__Extracted information__.
########
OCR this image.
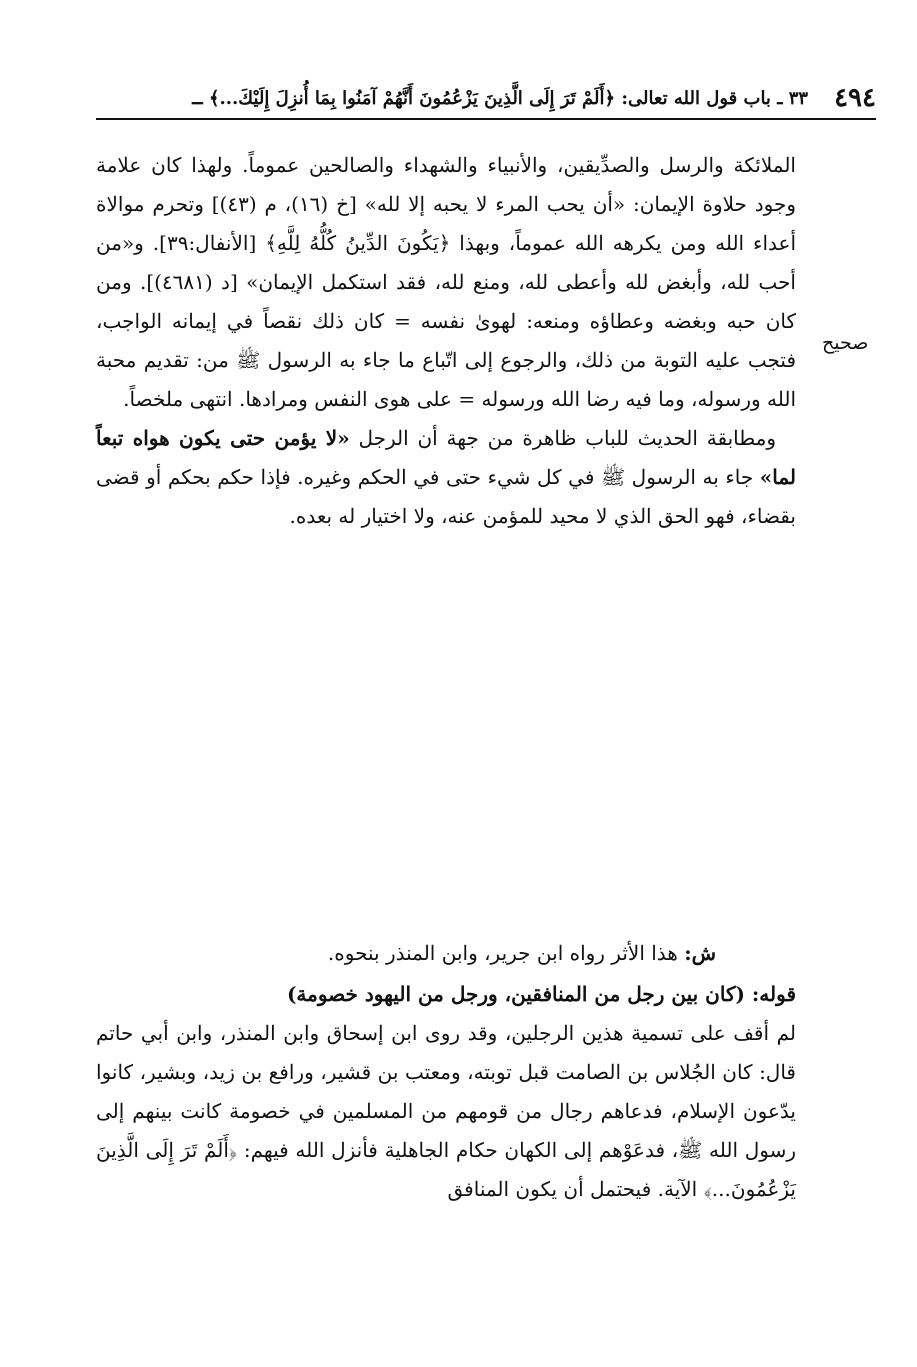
٤٩٤
٣٣ ـ باب قول الله تعالى: ﴿أَلَمْ تَرَ إِلَى الَّذِينَ يَزْعُمُونَ أَنَّهُمْ آمَنُوا بِمَا أُنزِلَ إِلَيْكَ...﴾ ــ
صحيح

الملائكة والرسل والصدِّيقين، والأنبياء والشهداء والصالحين عموماً. ولهذا كان علامة وجود حلاوة الإيمان: «أن يحب المرء لا يحبه إلا لله» [خ (١٦)، م (٤٣)] وتحرم موالاة أعداء الله ومن يكرهه الله عموماً، وبهذا ﴿يَكُونَ الدِّينُ كُلُّهُ لِلَّهِ﴾ [الأنفال:٣٩]. و«من أحب لله، وأبغض لله وأعطى لله، ومنع لله، فقد استكمل الإيمان» [د (٤٦٨١)]. ومن كان حبه وبغضه وعطاؤه ومنعه: لهوىٰ نفسه = كان ذلك نقصاً في إيمانه الواجب، فتجب عليه التوبة من ذلك، والرجوع إلى اتّباع ما جاء به الرسول ﷺ من: تقديم محبة الله ورسوله، وما فيه رضا الله ورسوله = على هوى النفس ومرادها. انتهى ملخصاً.

 ومطابقة الحديث للباب ظاهرة من جهة أن الرجل «لا يؤمن حتى يكون هواه تبعاً لما» جاء به الرسول ﷺ في كل شيء حتى في الحكم وغيره. فإذا حكم بحكم أو قضى بقضاء، فهو الحق الذي لا محيد للمؤمن عنه، ولا اختيار له بعده.

    ش: هذا الأثر رواه ابن جرير، وابن المنذر بنحوه.

قوله: (كان بين رجل من المنافقين، ورجل من اليهود خصومة)

لم أقف على تسمية هذين الرجلين، وقد روى ابن إسحاق وابن المنذر، وابن أبي حاتم قال: كان الجُلاس بن الصامت قبل توبته، ومعتب بن قشير، ورافع بن زيد، وبشير، كانوا يدّعون الإسلام، فدعاهم رجال من قومهم من المسلمين في خصومة كانت بينهم إلى رسول الله ﷺ، فدعَوْهم إلى الكهان حكام الجاهلية فأنزل الله فيهم: ﴿أَلَمْ تَرَ إِلَى الَّذِينَ يَزْعُمُونَ...﴾ الآية. فيحتمل أن يكون المنافق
########
__Written instruction__. Reproduce the records verbatim, omitting all images they contain.

__Correct answer__.
OCR this image.
٤٩٤
٣٣ ـ باب قول الله تعالى: ﴿أَلَمْ تَرَ إِلَى الَّذِينَ يَزْعُمُونَ أَنَّهُمْ آمَنُوا بِمَا أُنزِلَ إِلَيْكَ...﴾ ــ
صحيح

الملائكة والرسل والصدِّيقين، والأنبياء والشهداء والصالحين عموماً. ولهذا كان علامة وجود حلاوة الإيمان: «أن يحب المرء لا يحبه إلا لله» [خ (١٦)، م (٤٣)] وتحرم موالاة أعداء الله ومن يكرهه الله عموماً، وبهذا ﴿يَكُونَ الدِّينُ كُلُّهُ لِلَّهِ﴾ [الأنفال:٣٩]. و«من أحب لله، وأبغض لله وأعطى لله، ومنع لله، فقد استكمل الإيمان» [د (٤٦٨١)]. ومن كان حبه وبغضه وعطاؤه ومنعه: لهوىٰ نفسه = كان ذلك نقصاً في إيمانه الواجب، فتجب عليه التوبة من ذلك، والرجوع إلى اتّباع ما جاء به الرسول ﷺ من: تقديم محبة الله ورسوله، وما فيه رضا الله ورسوله = على هوى النفس ومرادها. انتهى ملخصاً.

 ومطابقة الحديث للباب ظاهرة من جهة أن الرجل «لا يؤمن حتى يكون هواه تبعاً لما» جاء به الرسول ﷺ في كل شيء حتى في الحكم وغيره. فإذا حكم بحكم أو قضى بقضاء، فهو الحق الذي لا محيد للمؤمن عنه، ولا اختيار له بعده.

    ش: هذا الأثر رواه ابن جرير، وابن المنذر بنحوه.

قوله: (كان بين رجل من المنافقين، ورجل من اليهود خصومة)

لم أقف على تسمية هذين الرجلين، وقد روى ابن إسحاق وابن المنذر، وابن أبي حاتم قال: كان الجُلاس بن الصامت قبل توبته، ومعتب بن قشير، ورافع بن زيد، وبشير، كانوا يدّعون الإسلام، فدعاهم رجال من قومهم من المسلمين في خصومة كانت بينهم إلى رسول الله ﷺ، فدعَوْهم إلى الكهان حكام الجاهلية فأنزل الله فيهم: ﴿أَلَمْ تَرَ إِلَى الَّذِينَ يَزْعُمُونَ...﴾ الآية. فيحتمل أن يكون المنافق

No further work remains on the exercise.